In full and without alteration, give the listing again.

==========

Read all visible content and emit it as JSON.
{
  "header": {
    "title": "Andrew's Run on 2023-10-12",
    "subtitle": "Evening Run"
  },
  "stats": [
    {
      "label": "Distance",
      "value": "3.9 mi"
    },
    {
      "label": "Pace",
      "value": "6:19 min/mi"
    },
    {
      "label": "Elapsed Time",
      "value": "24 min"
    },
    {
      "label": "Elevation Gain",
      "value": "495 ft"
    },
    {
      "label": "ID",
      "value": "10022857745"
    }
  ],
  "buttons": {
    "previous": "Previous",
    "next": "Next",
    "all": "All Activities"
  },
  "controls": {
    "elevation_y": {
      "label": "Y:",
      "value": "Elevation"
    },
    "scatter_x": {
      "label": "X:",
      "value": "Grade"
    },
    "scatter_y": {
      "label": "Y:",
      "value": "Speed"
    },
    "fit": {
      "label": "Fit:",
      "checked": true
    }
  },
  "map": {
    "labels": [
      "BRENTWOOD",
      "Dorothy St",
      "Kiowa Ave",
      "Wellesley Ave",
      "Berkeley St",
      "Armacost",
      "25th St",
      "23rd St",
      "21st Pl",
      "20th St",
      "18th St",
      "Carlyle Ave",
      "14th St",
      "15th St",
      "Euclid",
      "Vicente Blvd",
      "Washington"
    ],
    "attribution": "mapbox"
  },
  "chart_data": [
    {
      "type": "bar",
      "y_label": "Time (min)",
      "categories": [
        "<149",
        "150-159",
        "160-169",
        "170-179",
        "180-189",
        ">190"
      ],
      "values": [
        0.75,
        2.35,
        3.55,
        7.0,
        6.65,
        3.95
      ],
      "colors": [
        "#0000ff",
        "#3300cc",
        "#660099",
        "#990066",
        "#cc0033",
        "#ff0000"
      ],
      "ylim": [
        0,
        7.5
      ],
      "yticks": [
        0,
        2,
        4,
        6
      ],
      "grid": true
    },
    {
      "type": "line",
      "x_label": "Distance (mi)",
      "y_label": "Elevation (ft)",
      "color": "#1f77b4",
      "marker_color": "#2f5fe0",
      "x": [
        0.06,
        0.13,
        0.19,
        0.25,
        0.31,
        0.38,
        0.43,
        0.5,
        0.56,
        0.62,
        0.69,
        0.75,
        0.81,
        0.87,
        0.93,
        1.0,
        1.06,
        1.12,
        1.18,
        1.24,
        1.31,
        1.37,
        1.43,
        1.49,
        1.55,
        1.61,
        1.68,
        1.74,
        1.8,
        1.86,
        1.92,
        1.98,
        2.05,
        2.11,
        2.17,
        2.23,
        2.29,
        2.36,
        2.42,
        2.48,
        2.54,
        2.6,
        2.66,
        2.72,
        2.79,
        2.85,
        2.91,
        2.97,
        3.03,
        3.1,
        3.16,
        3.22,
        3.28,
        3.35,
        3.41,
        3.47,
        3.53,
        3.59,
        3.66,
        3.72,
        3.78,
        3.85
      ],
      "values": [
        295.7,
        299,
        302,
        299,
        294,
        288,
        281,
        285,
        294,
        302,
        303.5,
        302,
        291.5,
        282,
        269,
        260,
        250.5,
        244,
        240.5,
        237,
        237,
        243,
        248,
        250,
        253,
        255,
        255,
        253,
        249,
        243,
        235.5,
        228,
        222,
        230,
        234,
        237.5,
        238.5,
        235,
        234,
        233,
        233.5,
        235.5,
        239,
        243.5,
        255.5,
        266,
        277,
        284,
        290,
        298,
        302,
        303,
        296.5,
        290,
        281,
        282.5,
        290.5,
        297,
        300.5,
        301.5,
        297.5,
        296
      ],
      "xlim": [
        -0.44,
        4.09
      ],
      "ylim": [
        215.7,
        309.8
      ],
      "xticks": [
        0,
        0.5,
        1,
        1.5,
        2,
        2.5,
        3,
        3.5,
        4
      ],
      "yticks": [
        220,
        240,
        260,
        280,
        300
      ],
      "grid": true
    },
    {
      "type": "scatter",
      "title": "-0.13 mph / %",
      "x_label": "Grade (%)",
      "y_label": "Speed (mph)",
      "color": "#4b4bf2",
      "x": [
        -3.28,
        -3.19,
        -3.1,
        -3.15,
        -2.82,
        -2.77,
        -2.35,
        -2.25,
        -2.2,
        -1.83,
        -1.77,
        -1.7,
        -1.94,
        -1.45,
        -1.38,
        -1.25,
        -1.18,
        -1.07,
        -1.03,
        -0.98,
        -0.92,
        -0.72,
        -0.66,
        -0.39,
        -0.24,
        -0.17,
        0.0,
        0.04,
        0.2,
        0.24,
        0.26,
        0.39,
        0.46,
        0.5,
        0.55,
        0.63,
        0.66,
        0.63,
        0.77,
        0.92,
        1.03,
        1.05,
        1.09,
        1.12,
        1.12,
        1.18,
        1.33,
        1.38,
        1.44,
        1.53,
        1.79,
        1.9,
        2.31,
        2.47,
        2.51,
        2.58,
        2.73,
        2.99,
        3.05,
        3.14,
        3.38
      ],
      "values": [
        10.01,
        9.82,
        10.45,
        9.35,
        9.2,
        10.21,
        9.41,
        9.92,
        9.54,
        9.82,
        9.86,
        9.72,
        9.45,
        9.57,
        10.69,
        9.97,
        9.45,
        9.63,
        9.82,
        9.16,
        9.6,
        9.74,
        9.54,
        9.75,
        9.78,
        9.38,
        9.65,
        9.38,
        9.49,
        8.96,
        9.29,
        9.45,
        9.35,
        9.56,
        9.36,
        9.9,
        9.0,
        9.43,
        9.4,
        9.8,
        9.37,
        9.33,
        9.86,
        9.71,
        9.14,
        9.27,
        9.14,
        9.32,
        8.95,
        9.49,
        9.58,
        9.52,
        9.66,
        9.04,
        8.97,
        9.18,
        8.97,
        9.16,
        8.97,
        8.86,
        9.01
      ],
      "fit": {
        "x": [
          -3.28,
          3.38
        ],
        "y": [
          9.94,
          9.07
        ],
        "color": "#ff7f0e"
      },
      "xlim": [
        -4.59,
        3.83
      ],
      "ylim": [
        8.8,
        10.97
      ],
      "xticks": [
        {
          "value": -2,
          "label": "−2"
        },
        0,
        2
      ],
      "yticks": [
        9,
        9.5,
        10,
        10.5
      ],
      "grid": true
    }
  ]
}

==========

Exercise response:
Read all visible content and emit it as JSON.
{
  "header": {
    "title": "Andrew's Run on 2023-10-12",
    "subtitle": "Evening Run"
  },
  "stats": [
    {
      "label": "Distance",
      "value": "3.9 mi"
    },
    {
      "label": "Pace",
      "value": "6:19 min/mi"
    },
    {
      "label": "Elapsed Time",
      "value": "24 min"
    },
    {
      "label": "Elevation Gain",
      "value": "495 ft"
    },
    {
      "label": "ID",
      "value": "10022857745"
    }
  ],
  "buttons": {
    "previous": "Previous",
    "next": "Next",
    "all": "All Activities"
  },
  "controls": {
    "elevation_y": {
      "label": "Y:",
      "value": "Elevation"
    },
    "scatter_x": {
      "label": "X:",
      "value": "Grade"
    },
    "scatter_y": {
      "label": "Y:",
      "value": "Speed"
    },
    "fit": {
      "label": "Fit:",
      "checked": true
    }
  },
  "map": {
    "labels": [
      "BRENTWOOD",
      "Dorothy St",
      "Kiowa Ave",
      "Wellesley Ave",
      "Berkeley St",
      "Armacost",
      "25th St",
      "23rd St",
      "21st Pl",
      "20th St",
      "18th St",
      "Carlyle Ave",
      "14th St",
      "15th St",
      "Euclid",
      "Vicente Blvd",
      "Washington"
    ],
    "attribution": "mapbox"
  },
  "chart_data": [
    {
      "type": "bar",
      "y_label": "Time (min)",
      "categories": [
        "<149",
        "150-159",
        "160-169",
        "170-179",
        "180-189",
        ">190"
      ],
      "values": [
        0.75,
        2.35,
        3.55,
        7.0,
        6.65,
        3.95
      ],
      "colors": [
        "#0000ff",
        "#3300cc",
        "#660099",
        "#990066",
        "#cc0033",
        "#ff0000"
      ],
      "ylim": [
        0,
        7.5
      ],
      "yticks": [
        0,
        2,
        4,
        6
      ],
      "grid": true
    },
    {
      "type": "line",
      "x_label": "Distance (mi)",
      "y_label": "Elevation (ft)",
      "color": "#1f77b4",
      "marker_color": "#2f5fe0",
      "x": [
        0.06,
        0.13,
        0.19,
        0.25,
        0.31,
        0.38,
        0.43,
        0.5,
        0.56,
        0.62,
        0.69,
        0.75,
        0.81,
        0.87,
        0.93,
        1.0,
        1.06,
        1.12,
        1.18,
        1.24,
        1.31,
        1.37,
        1.43,
        1.49,
        1.55,
        1.61,
        1.68,
        1.74,
        1.8,
        1.86,
        1.92,
        1.98,
        2.05,
        2.11,
        2.17,
        2.23,
        2.29,
        2.36,
        2.42,
        2.48,
        2.54,
        2.6,
        2.66,
        2.72,
        2.79,
        2.85,
        2.91,
        2.97,
        3.03,
        3.1,
        3.16,
        3.22,
        3.28,
        3.35,
        3.41,
        3.47,
        3.53,
        3.59,
        3.66,
        3.72,
        3.78,
        3.85
      ],
      "values": [
        295.7,
        299,
        302,
        299,
        294,
        288,
        281,
        285,
        294,
        302,
        303.5,
        302,
        291.5,
        282,
        269,
        260,
        250.5,
        244,
        240.5,
        237,
        237,
        243,
        248,
        250,
        253,
        255,
        255,
        253,
        249,
        243,
        235.5,
        228,
        222,
        230,
        234,
        237.5,
        238.5,
        235,
        234,
        233,
        233.5,
        235.5,
        239,
        243.5,
        255.5,
        266,
        277,
        284,
        290,
        298,
        302,
        303,
        296.5,
        290,
        281,
        282.5,
        290.5,
        297,
        300.5,
        301.5,
        297.5,
        296
      ],
      "xlim": [
        -0.44,
        4.09
      ],
      "ylim": [
        215.7,
        309.8
      ],
      "xticks": [
        0,
        0.5,
        1,
        1.5,
        2,
        2.5,
        3,
        3.5,
        4
      ],
      "yticks": [
        220,
        240,
        260,
        280,
        300
      ],
      "grid": true
    },
    {
      "type": "scatter",
      "title": "-0.13 mph / %",
      "x_label": "Grade (%)",
      "y_label": "Speed (mph)",
      "color": "#4b4bf2",
      "x": [
        -3.28,
        -3.19,
        -3.1,
        -3.15,
        -2.82,
        -2.77,
        -2.35,
        -2.25,
        -2.2,
        -1.83,
        -1.77,
        -1.7,
        -1.94,
        -1.45,
        -1.38,
        -1.25,
        -1.18,
        -1.07,
        -1.03,
        -0.98,
        -0.92,
        -0.72,
        -0.66,
        -0.39,
        -0.24,
        -0.17,
        0.0,
        0.04,
        0.2,
        0.24,
        0.26,
        0.39,
        0.46,
        0.5,
        0.55,
        0.63,
        0.66,
        0.63,
        0.77,
        0.92,
        1.03,
        1.05,
        1.09,
        1.12,
        1.12,
        1.18,
        1.33,
        1.38,
        1.44,
        1.53,
        1.79,
        1.9,
        2.31,
        2.47,
        2.51,
        2.58,
        2.73,
        2.99,
        3.05,
        3.14,
        3.38
      ],
      "values": [
        10.01,
        9.82,
        10.45,
        9.35,
        9.2,
        10.21,
        9.41,
        9.92,
        9.54,
        9.82,
        9.86,
        9.72,
        9.45,
        9.57,
        10.69,
        9.97,
        9.45,
        9.63,
        9.82,
        9.16,
        9.6,
        9.74,
        9.54,
        9.75,
        9.78,
        9.38,
        9.65,
        9.38,
        9.49,
        8.96,
        9.29,
        9.45,
        9.35,
        9.56,
        9.36,
        9.9,
        9.0,
        9.43,
        9.4,
        9.8,
        9.37,
        9.33,
        9.86,
        9.71,
        9.14,
        9.27,
        9.14,
        9.32,
        8.95,
        9.49,
        9.58,
        9.52,
        9.66,
        9.04,
        8.97,
        9.18,
        8.97,
        9.16,
        8.97,
        8.86,
        9.01
      ],
      "fit": {
        "x": [
          -3.28,
          3.38
        ],
        "y": [
          9.94,
          9.07
        ],
        "color": "#ff7f0e"
      },
      "xlim": [
        -4.59,
        3.83
      ],
      "ylim": [
        8.8,
        10.97
      ],
      "xticks": [
        {
          "value": -2,
          "label": "−2"
        },
        0,
        2
      ],
      "yticks": [
        9,
        9.5,
        10,
        10.5
      ],
      "grid": true
    }
  ]
}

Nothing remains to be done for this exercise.